• [STORED RECORDS]:
★ ★ ★ ★ ★ ★ ★

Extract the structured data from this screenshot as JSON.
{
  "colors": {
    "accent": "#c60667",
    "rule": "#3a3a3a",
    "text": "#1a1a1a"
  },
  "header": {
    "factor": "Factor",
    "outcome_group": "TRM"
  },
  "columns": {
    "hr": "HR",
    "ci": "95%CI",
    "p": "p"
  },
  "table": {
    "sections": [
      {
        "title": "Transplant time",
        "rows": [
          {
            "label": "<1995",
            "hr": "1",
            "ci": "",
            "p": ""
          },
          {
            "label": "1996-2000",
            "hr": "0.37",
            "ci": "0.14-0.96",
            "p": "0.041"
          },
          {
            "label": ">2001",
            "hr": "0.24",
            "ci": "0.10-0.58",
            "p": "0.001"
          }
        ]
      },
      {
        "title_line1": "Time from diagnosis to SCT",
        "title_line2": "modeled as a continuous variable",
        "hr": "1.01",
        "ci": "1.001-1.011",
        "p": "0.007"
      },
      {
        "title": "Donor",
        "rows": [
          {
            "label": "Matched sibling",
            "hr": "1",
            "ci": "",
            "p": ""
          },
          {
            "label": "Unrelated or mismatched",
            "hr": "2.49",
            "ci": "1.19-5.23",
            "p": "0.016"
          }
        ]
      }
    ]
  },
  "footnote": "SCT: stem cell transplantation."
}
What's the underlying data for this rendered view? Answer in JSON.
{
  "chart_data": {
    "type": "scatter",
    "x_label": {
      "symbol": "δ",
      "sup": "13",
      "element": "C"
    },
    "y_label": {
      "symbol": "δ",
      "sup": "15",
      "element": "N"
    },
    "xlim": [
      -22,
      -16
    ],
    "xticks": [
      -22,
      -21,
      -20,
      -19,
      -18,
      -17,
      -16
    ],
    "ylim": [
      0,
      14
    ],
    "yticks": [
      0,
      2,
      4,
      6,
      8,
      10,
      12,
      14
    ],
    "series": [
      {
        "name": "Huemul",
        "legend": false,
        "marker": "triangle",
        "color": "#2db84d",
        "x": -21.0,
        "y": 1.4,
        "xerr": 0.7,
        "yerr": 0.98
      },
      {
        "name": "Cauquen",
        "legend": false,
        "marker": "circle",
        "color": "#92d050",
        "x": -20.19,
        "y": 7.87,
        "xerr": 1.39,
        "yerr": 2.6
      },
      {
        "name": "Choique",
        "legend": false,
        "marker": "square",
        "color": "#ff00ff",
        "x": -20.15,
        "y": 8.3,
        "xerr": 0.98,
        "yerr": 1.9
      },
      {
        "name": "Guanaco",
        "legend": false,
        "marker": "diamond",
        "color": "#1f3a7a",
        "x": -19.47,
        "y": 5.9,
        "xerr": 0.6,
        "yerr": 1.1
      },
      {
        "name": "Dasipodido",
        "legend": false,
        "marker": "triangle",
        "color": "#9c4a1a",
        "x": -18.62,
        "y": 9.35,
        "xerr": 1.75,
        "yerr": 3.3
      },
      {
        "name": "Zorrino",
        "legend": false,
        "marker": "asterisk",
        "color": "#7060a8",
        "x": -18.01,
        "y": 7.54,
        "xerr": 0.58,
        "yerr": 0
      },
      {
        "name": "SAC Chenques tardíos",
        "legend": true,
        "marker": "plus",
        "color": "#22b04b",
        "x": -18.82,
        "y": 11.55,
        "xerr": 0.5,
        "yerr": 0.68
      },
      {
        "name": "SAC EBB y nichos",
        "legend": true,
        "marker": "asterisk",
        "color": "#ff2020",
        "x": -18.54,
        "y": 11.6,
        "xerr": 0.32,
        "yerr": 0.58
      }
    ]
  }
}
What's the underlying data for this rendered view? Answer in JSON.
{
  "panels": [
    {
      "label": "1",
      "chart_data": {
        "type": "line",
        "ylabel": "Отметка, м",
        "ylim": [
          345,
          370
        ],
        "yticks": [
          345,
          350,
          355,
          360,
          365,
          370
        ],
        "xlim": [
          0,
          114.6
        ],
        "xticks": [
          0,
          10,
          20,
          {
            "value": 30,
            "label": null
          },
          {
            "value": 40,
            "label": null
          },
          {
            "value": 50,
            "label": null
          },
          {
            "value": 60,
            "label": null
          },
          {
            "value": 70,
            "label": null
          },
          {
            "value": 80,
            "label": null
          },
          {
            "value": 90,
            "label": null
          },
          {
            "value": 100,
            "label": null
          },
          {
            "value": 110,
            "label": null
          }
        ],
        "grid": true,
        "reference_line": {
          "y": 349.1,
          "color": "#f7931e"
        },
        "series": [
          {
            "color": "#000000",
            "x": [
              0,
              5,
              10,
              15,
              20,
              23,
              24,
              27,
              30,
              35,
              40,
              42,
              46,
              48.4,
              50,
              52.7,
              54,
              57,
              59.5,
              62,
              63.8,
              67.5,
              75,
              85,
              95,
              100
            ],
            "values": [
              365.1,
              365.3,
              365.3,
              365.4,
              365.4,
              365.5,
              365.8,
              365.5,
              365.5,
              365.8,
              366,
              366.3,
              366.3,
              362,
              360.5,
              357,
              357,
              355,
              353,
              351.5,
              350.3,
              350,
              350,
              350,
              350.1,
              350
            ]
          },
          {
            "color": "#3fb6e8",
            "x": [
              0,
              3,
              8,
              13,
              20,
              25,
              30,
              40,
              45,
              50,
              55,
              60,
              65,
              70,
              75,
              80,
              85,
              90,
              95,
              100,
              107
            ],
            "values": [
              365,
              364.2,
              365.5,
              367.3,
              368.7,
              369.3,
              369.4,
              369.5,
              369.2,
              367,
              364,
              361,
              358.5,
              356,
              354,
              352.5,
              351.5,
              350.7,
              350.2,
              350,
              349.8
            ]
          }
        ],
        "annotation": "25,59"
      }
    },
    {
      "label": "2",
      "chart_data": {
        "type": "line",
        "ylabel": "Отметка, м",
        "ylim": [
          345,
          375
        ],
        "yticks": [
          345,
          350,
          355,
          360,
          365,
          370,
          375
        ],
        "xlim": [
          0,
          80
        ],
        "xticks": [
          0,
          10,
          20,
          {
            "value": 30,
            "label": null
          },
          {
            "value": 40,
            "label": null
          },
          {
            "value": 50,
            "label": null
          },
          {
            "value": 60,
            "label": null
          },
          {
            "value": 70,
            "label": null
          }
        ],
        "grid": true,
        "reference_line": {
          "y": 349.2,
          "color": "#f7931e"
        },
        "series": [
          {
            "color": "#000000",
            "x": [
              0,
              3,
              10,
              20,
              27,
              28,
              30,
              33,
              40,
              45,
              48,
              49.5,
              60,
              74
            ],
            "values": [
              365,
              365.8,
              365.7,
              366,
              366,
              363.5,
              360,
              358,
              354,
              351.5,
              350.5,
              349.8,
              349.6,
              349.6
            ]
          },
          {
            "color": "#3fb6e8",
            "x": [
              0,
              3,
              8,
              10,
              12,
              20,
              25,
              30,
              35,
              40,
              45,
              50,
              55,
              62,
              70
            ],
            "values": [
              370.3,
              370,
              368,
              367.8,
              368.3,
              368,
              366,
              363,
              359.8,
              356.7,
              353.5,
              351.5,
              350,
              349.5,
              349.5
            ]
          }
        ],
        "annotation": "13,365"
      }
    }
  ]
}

★ ★ ★ ★ ★ ★ ★

• [WHAT YOU HAVE TO DO]: Each line of the material should be duplicated exactly, please.

• [WORKED SOLUTION]:
Extract the structured data from this screenshot as JSON.
{
  "colors": {
    "accent": "#c60667",
    "rule": "#3a3a3a",
    "text": "#1a1a1a"
  },
  "header": {
    "factor": "Factor",
    "outcome_group": "TRM"
  },
  "columns": {
    "hr": "HR",
    "ci": "95%CI",
    "p": "p"
  },
  "table": {
    "sections": [
      {
        "title": "Transplant time",
        "rows": [
          {
            "label": "<1995",
            "hr": "1",
            "ci": "",
            "p": ""
          },
          {
            "label": "1996-2000",
            "hr": "0.37",
            "ci": "0.14-0.96",
            "p": "0.041"
          },
          {
            "label": ">2001",
            "hr": "0.24",
            "ci": "0.10-0.58",
            "p": "0.001"
          }
        ]
      },
      {
        "title_line1": "Time from diagnosis to SCT",
        "title_line2": "modeled as a continuous variable",
        "hr": "1.01",
        "ci": "1.001-1.011",
        "p": "0.007"
      },
      {
        "title": "Donor",
        "rows": [
          {
            "label": "Matched sibling",
            "hr": "1",
            "ci": "",
            "p": ""
          },
          {
            "label": "Unrelated or mismatched",
            "hr": "2.49",
            "ci": "1.19-5.23",
            "p": "0.016"
          }
        ]
      }
    ]
  },
  "footnote": "SCT: stem cell transplantation."
}
What's the underlying data for this rendered view? Answer in JSON.
{
  "chart_data": {
    "type": "scatter",
    "x_label": {
      "symbol": "δ",
      "sup": "13",
      "element": "C"
    },
    "y_label": {
      "symbol": "δ",
      "sup": "15",
      "element": "N"
    },
    "xlim": [
      -22,
      -16
    ],
    "xticks": [
      -22,
      -21,
      -20,
      -19,
      -18,
      -17,
      -16
    ],
    "ylim": [
      0,
      14
    ],
    "yticks": [
      0,
      2,
      4,
      6,
      8,
      10,
      12,
      14
    ],
    "series": [
      {
        "name": "Huemul",
        "legend": false,
        "marker": "triangle",
        "color": "#2db84d",
        "x": -21.0,
        "y": 1.4,
        "xerr": 0.7,
        "yerr": 0.98
      },
      {
        "name": "Cauquen",
        "legend": false,
        "marker": "circle",
        "color": "#92d050",
        "x": -20.19,
        "y": 7.87,
        "xerr": 1.39,
        "yerr": 2.6
      },
      {
        "name": "Choique",
        "legend": false,
        "marker": "square",
        "color": "#ff00ff",
        "x": -20.15,
        "y": 8.3,
        "xerr": 0.98,
        "yerr": 1.9
      },
      {
        "name": "Guanaco",
        "legend": false,
        "marker": "diamond",
        "color": "#1f3a7a",
        "x": -19.47,
        "y": 5.9,
        "xerr": 0.6,
        "yerr": 1.1
      },
      {
        "name": "Dasipodido",
        "legend": false,
        "marker": "triangle",
        "color": "#9c4a1a",
        "x": -18.62,
        "y": 9.35,
        "xerr": 1.75,
        "yerr": 3.3
      },
      {
        "name": "Zorrino",
        "legend": false,
        "marker": "asterisk",
        "color": "#7060a8",
        "x": -18.01,
        "y": 7.54,
        "xerr": 0.58,
        "yerr": 0
      },
      {
        "name": "SAC Chenques tardíos",
        "legend": true,
        "marker": "plus",
        "color": "#22b04b",
        "x": -18.82,
        "y": 11.55,
        "xerr": 0.5,
        "yerr": 0.68
      },
      {
        "name": "SAC EBB y nichos",
        "legend": true,
        "marker": "asterisk",
        "color": "#ff2020",
        "x": -18.54,
        "y": 11.6,
        "xerr": 0.32,
        "yerr": 0.58
      }
    ]
  }
}
What's the underlying data for this rendered view? Answer in JSON.
{
  "panels": [
    {
      "label": "1",
      "chart_data": {
        "type": "line",
        "ylabel": "Отметка, м",
        "ylim": [
          345,
          370
        ],
        "yticks": [
          345,
          350,
          355,
          360,
          365,
          370
        ],
        "xlim": [
          0,
          114.6
        ],
        "xticks": [
          0,
          10,
          20,
          {
            "value": 30,
            "label": null
          },
          {
            "value": 40,
            "label": null
          },
          {
            "value": 50,
            "label": null
          },
          {
            "value": 60,
            "label": null
          },
          {
            "value": 70,
            "label": null
          },
          {
            "value": 80,
            "label": null
          },
          {
            "value": 90,
            "label": null
          },
          {
            "value": 100,
            "label": null
          },
          {
            "value": 110,
            "label": null
          }
        ],
        "grid": true,
        "reference_line": {
          "y": 349.1,
          "color": "#f7931e"
        },
        "series": [
          {
            "color": "#000000",
            "x": [
              0,
              5,
              10,
              15,
              20,
              23,
              24,
              27,
              30,
              35,
              40,
              42,
              46,
              48.4,
              50,
              52.7,
              54,
              57,
              59.5,
              62,
              63.8,
              67.5,
              75,
              85,
              95,
              100
            ],
            "values": [
              365.1,
              365.3,
              365.3,
              365.4,
              365.4,
              365.5,
              365.8,
              365.5,
              365.5,
              365.8,
              366,
              366.3,
              366.3,
              362,
              360.5,
              357,
              357,
              355,
              353,
              351.5,
              350.3,
              350,
              350,
              350,
              350.1,
              350
            ]
          },
          {
            "color": "#3fb6e8",
            "x": [
              0,
              3,
              8,
              13,
              20,
              25,
              30,
              40,
              45,
              50,
              55,
              60,
              65,
              70,
              75,
              80,
              85,
              90,
              95,
              100,
              107
            ],
            "values": [
              365,
              364.2,
              365.5,
              367.3,
              368.7,
              369.3,
              369.4,
              369.5,
              369.2,
              367,
              364,
              361,
              358.5,
              356,
              354,
              352.5,
              351.5,
              350.7,
              350.2,
              350,
              349.8
            ]
          }
        ],
        "annotation": "25,59"
      }
    },
    {
      "label": "2",
      "chart_data": {
        "type": "line",
        "ylabel": "Отметка, м",
        "ylim": [
          345,
          375
        ],
        "yticks": [
          345,
          350,
          355,
          360,
          365,
          370,
          375
        ],
        "xlim": [
          0,
          80
        ],
        "xticks": [
          0,
          10,
          20,
          {
            "value": 30,
            "label": null
          },
          {
            "value": 40,
            "label": null
          },
          {
            "value": 50,
            "label": null
          },
          {
            "value": 60,
            "label": null
          },
          {
            "value": 70,
            "label": null
          }
        ],
        "grid": true,
        "reference_line": {
          "y": 349.2,
          "color": "#f7931e"
        },
        "series": [
          {
            "color": "#000000",
            "x": [
              0,
              3,
              10,
              20,
              27,
              28,
              30,
              33,
              40,
              45,
              48,
              49.5,
              60,
              74
            ],
            "values": [
              365,
              365.8,
              365.7,
              366,
              366,
              363.5,
              360,
              358,
              354,
              351.5,
              350.5,
              349.8,
              349.6,
              349.6
            ]
          },
          {
            "color": "#3fb6e8",
            "x": [
              0,
              3,
              8,
              10,
              12,
              20,
              25,
              30,
              35,
              40,
              45,
              50,
              55,
              62,
              70
            ],
            "values": [
              370.3,
              370,
              368,
              367.8,
              368.3,
              368,
              366,
              363,
              359.8,
              356.7,
              353.5,
              351.5,
              350,
              349.5,
              349.5
            ]
          }
        ],
        "annotation": "13,365"
      }
    }
  ]
}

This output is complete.